Task:
Reproduce the following material exactly, including every line.
═════ Dataset entries ═════
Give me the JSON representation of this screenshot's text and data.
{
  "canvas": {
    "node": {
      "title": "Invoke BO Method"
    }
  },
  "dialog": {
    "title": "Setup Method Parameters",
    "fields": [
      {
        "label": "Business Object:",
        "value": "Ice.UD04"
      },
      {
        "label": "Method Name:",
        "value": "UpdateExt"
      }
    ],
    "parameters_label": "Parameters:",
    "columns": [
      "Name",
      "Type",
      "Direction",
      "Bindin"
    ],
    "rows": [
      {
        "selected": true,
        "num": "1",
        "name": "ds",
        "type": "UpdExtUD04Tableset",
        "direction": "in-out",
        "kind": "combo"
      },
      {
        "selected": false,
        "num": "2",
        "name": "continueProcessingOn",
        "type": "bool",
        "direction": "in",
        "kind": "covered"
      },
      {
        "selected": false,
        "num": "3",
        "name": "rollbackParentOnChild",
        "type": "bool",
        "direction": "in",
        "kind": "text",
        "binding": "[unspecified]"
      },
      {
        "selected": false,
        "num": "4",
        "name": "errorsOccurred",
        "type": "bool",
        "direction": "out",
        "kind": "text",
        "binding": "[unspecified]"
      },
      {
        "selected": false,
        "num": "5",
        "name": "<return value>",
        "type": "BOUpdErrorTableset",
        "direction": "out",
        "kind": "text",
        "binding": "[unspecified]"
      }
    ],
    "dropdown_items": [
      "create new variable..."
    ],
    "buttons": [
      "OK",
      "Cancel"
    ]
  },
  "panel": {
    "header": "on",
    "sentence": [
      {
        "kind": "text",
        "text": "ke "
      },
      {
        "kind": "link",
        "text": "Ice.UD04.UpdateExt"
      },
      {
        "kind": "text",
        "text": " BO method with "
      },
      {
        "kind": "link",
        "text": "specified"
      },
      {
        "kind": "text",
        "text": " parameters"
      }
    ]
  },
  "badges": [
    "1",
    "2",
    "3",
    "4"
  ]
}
═════
Written answer:
Give me the JSON representation of this screenshot's text and data.
{
  "canvas": {
    "node": {
      "title": "Invoke BO Method"
    }
  },
  "dialog": {
    "title": "Setup Method Parameters",
    "fields": [
      {
        "label": "Business Object:",
        "value": "Ice.UD04"
      },
      {
        "label": "Method Name:",
        "value": "UpdateExt"
      }
    ],
    "parameters_label": "Parameters:",
    "columns": [
      "Name",
      "Type",
      "Direction",
      "Bindin"
    ],
    "rows": [
      {
        "selected": true,
        "num": "1",
        "name": "ds",
        "type": "UpdExtUD04Tableset",
        "direction": "in-out",
        "kind": "combo"
      },
      {
        "selected": false,
        "num": "2",
        "name": "continueProcessingOn",
        "type": "bool",
        "direction": "in",
        "kind": "covered"
      },
      {
        "selected": false,
        "num": "3",
        "name": "rollbackParentOnChild",
        "type": "bool",
        "direction": "in",
        "kind": "text",
        "binding": "[unspecified]"
      },
      {
        "selected": false,
        "num": "4",
        "name": "errorsOccurred",
        "type": "bool",
        "direction": "out",
        "kind": "text",
        "binding": "[unspecified]"
      },
      {
        "selected": false,
        "num": "5",
        "name": "<return value>",
        "type": "BOUpdErrorTableset",
        "direction": "out",
        "kind": "text",
        "binding": "[unspecified]"
      }
    ],
    "dropdown_items": [
      "create new variable..."
    ],
    "buttons": [
      "OK",
      "Cancel"
    ]
  },
  "panel": {
    "header": "on",
    "sentence": [
      {
        "kind": "text",
        "text": "ke "
      },
      {
        "kind": "link",
        "text": "Ice.UD04.UpdateExt"
      },
      {
        "kind": "text",
        "text": " BO method with "
      },
      {
        "kind": "link",
        "text": "specified"
      },
      {
        "kind": "text",
        "text": " parameters"
      }
    ]
  },
  "badges": [
    "1",
    "2",
    "3",
    "4"
  ]
}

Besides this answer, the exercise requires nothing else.